══ Data for this task ══

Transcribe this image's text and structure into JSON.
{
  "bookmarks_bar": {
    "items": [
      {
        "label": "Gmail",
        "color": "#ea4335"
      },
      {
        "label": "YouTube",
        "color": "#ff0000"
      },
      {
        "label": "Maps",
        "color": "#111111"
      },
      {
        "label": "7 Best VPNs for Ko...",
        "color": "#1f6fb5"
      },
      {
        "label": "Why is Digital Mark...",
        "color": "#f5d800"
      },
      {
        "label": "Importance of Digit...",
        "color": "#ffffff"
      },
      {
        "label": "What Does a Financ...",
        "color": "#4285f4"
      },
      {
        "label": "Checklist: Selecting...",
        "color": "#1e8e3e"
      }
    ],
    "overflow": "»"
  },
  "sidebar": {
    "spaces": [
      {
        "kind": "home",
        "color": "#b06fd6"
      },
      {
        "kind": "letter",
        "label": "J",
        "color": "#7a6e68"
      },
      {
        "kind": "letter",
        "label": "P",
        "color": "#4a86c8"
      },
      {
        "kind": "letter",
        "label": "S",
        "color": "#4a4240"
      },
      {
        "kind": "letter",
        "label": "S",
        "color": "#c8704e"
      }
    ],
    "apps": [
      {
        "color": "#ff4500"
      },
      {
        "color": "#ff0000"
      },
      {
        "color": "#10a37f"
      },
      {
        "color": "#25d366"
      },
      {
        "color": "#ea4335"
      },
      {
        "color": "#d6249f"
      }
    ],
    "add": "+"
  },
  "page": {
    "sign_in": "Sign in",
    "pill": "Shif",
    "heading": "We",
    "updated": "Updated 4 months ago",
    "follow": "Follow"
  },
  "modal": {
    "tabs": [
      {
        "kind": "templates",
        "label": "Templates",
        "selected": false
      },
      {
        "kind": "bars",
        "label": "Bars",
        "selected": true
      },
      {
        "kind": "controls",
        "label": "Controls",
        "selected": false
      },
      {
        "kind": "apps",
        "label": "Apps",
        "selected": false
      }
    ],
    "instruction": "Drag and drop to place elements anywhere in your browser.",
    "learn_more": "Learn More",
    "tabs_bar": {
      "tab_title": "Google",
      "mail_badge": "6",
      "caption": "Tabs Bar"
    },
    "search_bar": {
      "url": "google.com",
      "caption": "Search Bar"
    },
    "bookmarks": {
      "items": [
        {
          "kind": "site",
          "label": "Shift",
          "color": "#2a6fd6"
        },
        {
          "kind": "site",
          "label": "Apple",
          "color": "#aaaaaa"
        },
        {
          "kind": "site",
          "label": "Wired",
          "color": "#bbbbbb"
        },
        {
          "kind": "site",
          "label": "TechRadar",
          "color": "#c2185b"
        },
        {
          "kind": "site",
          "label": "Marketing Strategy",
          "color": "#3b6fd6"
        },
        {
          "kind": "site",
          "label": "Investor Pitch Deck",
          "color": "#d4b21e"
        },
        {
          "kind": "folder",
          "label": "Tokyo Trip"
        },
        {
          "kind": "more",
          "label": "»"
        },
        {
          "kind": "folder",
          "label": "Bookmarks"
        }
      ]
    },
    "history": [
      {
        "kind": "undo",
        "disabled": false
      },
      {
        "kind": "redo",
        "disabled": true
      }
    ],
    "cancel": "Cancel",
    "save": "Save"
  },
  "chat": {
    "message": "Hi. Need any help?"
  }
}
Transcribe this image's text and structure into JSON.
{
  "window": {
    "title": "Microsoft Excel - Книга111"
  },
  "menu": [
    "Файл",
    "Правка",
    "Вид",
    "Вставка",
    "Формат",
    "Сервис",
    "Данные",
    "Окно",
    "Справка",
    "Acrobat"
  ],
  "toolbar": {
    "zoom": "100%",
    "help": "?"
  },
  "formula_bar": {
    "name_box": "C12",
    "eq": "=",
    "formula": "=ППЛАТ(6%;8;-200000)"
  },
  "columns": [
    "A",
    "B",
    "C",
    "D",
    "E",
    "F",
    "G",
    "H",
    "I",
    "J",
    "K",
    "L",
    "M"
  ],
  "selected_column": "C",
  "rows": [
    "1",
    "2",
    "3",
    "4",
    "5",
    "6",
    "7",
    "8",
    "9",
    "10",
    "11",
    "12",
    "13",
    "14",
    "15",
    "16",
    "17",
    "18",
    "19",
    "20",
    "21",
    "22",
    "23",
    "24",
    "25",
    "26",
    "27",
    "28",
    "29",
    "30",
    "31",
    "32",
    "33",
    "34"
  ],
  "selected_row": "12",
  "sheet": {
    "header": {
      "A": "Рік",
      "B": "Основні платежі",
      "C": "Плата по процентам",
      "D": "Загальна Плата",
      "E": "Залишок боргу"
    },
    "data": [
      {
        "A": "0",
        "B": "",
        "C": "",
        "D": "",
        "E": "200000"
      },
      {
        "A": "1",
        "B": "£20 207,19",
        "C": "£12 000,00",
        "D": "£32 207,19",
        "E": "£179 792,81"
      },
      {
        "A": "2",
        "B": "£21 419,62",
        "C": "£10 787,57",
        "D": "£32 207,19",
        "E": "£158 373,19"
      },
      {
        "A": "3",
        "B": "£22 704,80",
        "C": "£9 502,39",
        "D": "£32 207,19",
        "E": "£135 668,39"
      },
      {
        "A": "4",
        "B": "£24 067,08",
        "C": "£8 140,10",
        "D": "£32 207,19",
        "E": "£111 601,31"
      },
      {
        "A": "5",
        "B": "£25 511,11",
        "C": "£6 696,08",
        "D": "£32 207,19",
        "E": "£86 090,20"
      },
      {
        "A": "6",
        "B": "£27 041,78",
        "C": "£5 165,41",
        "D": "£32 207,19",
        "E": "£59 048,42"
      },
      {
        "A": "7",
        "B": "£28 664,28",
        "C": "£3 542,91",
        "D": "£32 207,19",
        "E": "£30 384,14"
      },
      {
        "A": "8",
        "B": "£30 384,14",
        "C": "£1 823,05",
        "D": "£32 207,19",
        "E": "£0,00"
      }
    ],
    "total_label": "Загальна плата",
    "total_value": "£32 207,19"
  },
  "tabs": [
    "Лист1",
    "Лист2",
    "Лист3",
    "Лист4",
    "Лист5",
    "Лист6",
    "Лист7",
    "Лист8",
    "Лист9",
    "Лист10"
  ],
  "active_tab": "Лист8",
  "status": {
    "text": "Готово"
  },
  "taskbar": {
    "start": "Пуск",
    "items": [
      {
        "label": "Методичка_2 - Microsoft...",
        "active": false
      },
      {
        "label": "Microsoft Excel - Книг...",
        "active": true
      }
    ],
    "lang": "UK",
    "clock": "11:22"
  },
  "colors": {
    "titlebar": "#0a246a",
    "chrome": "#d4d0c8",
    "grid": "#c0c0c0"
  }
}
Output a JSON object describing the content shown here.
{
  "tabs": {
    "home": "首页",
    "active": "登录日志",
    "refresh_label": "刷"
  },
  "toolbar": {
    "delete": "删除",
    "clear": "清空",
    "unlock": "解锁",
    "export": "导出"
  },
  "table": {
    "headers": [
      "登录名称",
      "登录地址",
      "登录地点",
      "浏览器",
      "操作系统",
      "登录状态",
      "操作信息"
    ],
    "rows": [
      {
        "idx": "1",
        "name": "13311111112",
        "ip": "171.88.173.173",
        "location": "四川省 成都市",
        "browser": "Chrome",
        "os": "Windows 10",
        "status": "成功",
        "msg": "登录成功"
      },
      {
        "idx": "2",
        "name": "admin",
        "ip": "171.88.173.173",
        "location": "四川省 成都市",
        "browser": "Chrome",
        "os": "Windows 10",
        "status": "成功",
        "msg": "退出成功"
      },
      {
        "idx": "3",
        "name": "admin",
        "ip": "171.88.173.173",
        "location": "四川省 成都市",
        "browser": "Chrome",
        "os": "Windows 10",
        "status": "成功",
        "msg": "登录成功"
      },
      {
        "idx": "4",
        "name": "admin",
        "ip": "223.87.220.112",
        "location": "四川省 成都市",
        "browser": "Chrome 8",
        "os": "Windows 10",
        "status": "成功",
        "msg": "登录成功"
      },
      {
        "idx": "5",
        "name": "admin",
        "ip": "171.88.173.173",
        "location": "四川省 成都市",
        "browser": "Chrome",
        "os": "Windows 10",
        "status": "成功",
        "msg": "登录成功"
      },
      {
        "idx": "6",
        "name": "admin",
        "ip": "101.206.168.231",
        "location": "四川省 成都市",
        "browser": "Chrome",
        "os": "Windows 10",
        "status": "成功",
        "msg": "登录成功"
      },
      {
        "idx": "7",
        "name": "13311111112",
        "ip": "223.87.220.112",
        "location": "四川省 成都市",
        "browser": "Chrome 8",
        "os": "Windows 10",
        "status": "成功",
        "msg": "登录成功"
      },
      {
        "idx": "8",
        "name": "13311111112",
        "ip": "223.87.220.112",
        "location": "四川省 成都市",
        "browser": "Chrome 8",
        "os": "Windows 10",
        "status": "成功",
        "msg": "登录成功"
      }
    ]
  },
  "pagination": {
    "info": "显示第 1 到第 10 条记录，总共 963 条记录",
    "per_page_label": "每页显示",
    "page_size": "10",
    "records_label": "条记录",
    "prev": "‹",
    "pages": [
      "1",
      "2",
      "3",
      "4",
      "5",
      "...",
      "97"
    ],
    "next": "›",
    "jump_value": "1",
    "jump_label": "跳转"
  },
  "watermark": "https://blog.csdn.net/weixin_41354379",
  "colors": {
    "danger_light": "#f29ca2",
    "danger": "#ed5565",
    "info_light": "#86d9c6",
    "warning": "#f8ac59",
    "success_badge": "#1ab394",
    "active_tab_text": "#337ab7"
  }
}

═══

• **Task to carry out**: Count up every line above that has the word "Microsoft" in it; answer with the number alone.

• **Expected output**: 3